TASK BRIEF: Count every line that holds the string "this", then give that number alone.

SUPPLIED MATERIAL:

:::

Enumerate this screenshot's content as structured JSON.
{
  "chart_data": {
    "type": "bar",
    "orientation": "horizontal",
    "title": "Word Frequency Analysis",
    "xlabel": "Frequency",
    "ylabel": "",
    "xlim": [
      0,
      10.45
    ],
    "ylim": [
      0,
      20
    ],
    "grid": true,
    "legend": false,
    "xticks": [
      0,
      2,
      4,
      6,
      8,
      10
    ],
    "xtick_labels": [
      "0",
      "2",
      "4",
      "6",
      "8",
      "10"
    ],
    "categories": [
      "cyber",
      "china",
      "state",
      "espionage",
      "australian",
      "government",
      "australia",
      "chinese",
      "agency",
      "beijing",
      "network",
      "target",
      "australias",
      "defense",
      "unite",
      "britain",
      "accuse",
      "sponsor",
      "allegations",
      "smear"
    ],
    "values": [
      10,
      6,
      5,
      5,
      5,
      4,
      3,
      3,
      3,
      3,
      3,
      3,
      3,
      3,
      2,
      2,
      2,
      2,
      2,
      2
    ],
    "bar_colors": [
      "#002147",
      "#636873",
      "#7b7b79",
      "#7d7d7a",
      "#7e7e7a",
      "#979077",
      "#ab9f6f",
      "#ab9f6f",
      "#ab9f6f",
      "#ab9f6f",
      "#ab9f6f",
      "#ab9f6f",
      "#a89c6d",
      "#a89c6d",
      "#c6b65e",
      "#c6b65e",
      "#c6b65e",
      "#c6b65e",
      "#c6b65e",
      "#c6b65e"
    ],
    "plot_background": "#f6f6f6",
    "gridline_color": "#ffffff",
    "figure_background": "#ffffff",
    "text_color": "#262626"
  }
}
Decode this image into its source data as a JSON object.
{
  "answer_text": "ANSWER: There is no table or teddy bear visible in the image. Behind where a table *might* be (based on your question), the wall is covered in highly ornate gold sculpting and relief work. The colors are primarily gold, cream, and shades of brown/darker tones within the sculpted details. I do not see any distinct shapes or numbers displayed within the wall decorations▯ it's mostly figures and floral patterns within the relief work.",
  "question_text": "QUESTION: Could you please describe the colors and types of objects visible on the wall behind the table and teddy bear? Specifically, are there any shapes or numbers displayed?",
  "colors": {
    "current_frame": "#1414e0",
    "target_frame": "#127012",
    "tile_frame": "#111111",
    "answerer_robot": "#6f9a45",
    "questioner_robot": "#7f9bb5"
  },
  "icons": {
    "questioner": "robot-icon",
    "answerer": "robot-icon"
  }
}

:::

RESPONSE TO THE EXERCISE: 2